=== AIM OF THE TASK ===
Where a line in the listing contains the string "parties", copy that line out.
**********
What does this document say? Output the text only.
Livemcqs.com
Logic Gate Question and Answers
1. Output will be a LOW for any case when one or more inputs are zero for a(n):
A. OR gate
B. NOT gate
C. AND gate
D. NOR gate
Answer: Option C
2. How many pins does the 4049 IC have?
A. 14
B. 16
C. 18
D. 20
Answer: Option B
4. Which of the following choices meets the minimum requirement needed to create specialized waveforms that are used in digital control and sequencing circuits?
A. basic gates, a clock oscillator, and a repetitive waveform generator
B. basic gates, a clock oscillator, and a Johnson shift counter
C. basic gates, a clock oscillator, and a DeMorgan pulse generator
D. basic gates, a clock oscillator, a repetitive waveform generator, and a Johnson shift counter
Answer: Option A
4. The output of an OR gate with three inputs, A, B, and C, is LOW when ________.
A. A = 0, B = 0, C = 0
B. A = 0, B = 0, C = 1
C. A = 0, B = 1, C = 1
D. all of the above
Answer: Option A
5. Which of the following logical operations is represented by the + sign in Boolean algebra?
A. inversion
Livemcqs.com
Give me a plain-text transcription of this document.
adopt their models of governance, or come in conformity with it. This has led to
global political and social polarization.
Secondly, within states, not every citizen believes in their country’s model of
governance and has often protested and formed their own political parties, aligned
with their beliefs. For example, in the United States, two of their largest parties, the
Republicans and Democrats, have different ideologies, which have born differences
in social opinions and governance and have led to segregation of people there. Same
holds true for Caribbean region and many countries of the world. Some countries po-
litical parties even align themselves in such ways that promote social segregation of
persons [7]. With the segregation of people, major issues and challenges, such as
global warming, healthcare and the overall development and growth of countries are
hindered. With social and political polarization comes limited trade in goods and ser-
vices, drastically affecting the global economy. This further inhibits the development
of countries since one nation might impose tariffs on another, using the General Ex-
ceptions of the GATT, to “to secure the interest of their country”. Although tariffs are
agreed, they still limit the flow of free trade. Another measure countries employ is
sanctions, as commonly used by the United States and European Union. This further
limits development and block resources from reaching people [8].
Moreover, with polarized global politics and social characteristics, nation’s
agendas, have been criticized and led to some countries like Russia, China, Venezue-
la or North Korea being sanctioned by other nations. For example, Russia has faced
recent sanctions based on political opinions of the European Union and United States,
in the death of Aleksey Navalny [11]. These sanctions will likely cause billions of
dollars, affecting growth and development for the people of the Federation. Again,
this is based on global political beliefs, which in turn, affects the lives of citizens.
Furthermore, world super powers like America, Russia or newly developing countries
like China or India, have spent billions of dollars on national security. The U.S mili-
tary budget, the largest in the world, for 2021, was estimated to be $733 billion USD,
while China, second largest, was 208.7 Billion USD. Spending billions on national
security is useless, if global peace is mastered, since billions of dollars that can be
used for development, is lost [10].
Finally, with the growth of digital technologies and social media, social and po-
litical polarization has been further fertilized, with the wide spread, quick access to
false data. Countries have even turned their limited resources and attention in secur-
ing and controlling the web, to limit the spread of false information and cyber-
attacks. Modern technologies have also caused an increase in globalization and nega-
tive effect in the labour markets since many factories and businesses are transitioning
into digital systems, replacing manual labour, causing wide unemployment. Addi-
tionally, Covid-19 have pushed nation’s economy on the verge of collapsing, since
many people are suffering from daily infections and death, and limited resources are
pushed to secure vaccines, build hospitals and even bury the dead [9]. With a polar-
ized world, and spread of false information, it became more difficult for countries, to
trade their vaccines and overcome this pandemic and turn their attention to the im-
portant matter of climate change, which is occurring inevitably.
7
**********
=== RESULT ===
governance and has often protested and formed their own political parties, aligned
with their beliefs. For example, in the United States, two of their largest parties, the
litical parties even align themselves in such ways that promote social segregation of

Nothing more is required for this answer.